# STATED EXERCISE:
Show, in full, each line of the data that contains "送去主义".

# Saved entries:
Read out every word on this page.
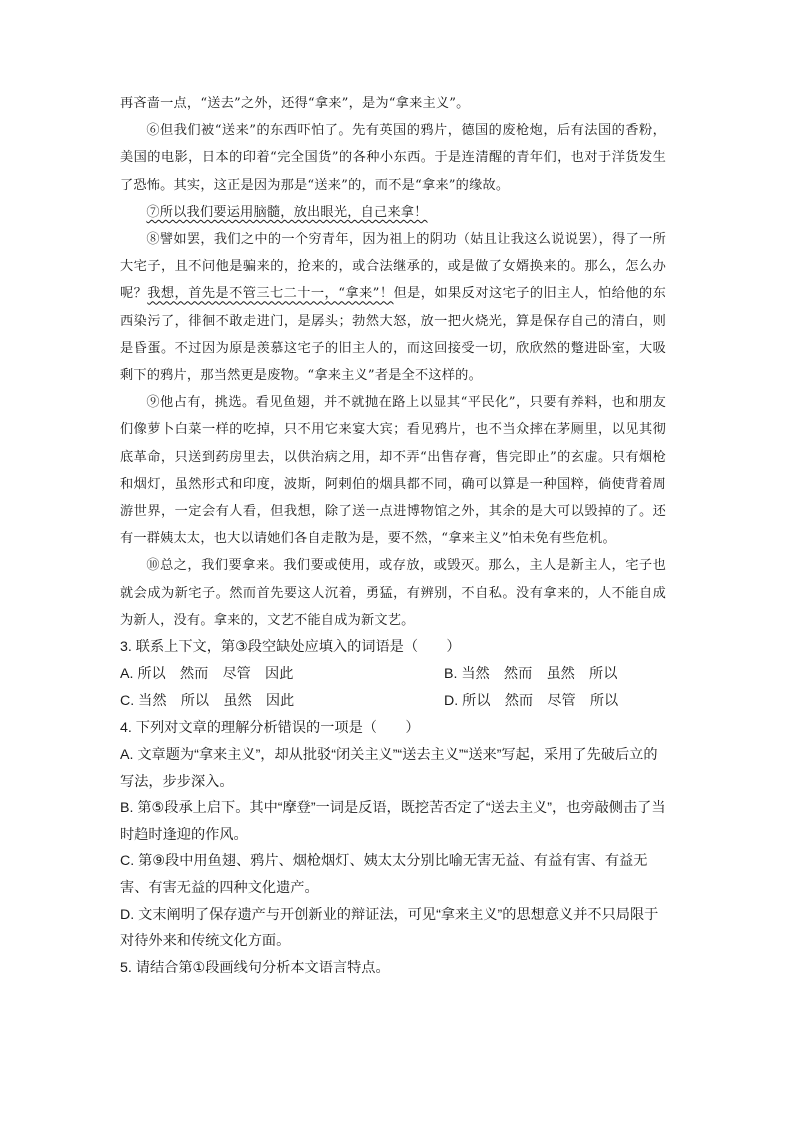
再吝啬一点，“送去”之外，还得“拿来”，是为“拿来主义”。

⑥但我们被“送来”的东西吓怕了。先有英国的鸦片，德国的废枪炮，后有法国的香粉，美国的电影，日本的印着“完全国货”的各种小东西。于是连清醒的青年们，也对于洋货发生了恐怖。其实，这正是因为那是“送来”的，而不是“拿来”的缘故。

⑦所以我们要运用脑髓，放出眼光，自己来拿！

⑧譬如罢，我们之中的一个穷青年，因为祖上的阴功（姑且让我这么说说罢），得了一所大宅子，且不问他是骗来的，抢来的，或合法继承的，或是做了女婿换来的。那么，怎么办呢？我想，首先是不管三七二十一，“拿来”！但是，如果反对这宅子的旧主人，怕给他的东西染污了，徘徊不敢走进门，是孱头；勃然大怒，放一把火烧光，算是保存自己的清白，则是昏蛋。不过因为原是羡慕这宅子的旧主人的，而这回接受一切，欣欣然的蹩进卧室，大吸剩下的鸦片，那当然更是废物。“拿来主义”者是全不这样的。

⑨他占有，挑选。看见鱼翅，并不就抛在路上以显其“平民化”，只要有养料，也和朋友们像萝卜白菜一样的吃掉，只不用它来宴大宾；看见鸦片，也不当众摔在茅厕里，以见其彻底革命，只送到药房里去，以供治病之用，却不弄“出售存膏，售完即止”的玄虚。只有烟枪和烟灯，虽然形式和印度，波斯，阿剌伯的烟具都不同，确可以算是一种国粹，倘使背着周游世界，一定会有人看，但我想，除了送一点进博物馆之外，其余的是大可以毁掉的了。还有一群姨太太，也大以请她们各自走散为是，要不然，“拿来主义”怕未免有些危机。

⑩总之，我们要拿来。我们要或使用，或存放，或毁灭。那么，主人是新主人，宅子也就会成为新宅子。然而首先要这人沉着，勇猛，有辨别，不自私。没有拿来的，人不能自成为新人，没有。拿来的，文艺不能自成为新文艺。

3. 联系上下文，第③段空缺处应填入的词语是（　　）

A. 所以　然而　尽管　因此	B. 当然　然而　虽然　所以
C. 当然　所以　虽然　因此	D. 所以　然而　尽管　所以

4. 下列对文章的理解分析错误的一项是（　　）

A. 文章题为“拿来主义”，却从批驳“闭关主义”“送去主义”“送来”写起，采用了先破后立的写法，步步深入。

B. 第⑤段承上启下。其中“摩登”一词是反语，既挖苦否定了“送去主义”，也旁敲侧击了当时趋时逢迎的作风。

C. 第⑨段中用鱼翅、鸦片、烟枪烟灯、姨太太分别比喻无害无益、有益有害、有益无害、有害无益的四种文化遗产。

D. 文末阐明了保存遗产与开创新业的辩证法，可见“拿来主义”的思想意义并不只局限于对待外来和传统文化方面。

5. 请结合第①段画线句分析本文语言特点。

# SOLVED PROBLEM:
A. 文章题为“拿来主义”，却从批驳“闭关主义”“送去主义”“送来”写起，采用了先破后立的写法，步步深入。
B. 第⑤段承上启下。其中“摩登”一词是反语，既挖苦否定了“送去主义”，也旁敲侧击了当时趋时逢迎的作风。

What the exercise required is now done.